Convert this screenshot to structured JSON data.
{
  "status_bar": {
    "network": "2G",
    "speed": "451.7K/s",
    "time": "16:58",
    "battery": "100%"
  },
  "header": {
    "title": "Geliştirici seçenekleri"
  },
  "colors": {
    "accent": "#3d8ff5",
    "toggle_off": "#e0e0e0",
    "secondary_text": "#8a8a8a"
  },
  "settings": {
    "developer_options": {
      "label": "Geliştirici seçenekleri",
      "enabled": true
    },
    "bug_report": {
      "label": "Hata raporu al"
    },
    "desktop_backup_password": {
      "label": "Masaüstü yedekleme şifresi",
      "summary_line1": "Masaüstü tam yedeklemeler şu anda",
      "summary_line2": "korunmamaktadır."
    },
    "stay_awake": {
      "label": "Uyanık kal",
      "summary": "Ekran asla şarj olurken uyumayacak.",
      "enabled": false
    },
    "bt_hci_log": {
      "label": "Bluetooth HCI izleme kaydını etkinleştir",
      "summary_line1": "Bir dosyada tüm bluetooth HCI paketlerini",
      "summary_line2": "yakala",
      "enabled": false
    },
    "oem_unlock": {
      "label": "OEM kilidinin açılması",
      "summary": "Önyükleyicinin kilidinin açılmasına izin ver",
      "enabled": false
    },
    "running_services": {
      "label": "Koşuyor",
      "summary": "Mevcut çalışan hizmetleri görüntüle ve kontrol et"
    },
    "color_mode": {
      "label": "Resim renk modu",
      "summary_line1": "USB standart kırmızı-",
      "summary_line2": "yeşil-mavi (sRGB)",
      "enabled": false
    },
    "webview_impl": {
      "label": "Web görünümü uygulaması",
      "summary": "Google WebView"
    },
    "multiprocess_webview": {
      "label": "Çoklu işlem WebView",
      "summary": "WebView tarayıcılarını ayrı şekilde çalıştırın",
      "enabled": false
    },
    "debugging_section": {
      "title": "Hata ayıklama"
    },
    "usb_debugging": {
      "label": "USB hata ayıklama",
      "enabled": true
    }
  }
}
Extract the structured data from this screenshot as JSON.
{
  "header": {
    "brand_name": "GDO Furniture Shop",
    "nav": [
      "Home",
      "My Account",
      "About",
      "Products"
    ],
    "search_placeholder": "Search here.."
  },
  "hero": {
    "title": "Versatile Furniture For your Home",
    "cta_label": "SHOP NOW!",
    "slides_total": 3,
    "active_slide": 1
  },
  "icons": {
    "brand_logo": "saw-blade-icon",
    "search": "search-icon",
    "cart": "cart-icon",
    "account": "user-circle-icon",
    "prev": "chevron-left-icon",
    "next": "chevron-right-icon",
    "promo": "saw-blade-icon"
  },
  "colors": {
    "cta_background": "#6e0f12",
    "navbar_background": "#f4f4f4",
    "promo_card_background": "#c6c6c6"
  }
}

## EXERCISE DIRECTIONS
Select and copy each line from the data that includes the word "title".

## THE ANSWER
    "title": "Geliştirici seçenekleri"
      "title": "Hata ayıklama"
    "title": "Versatile Furniture For your Home",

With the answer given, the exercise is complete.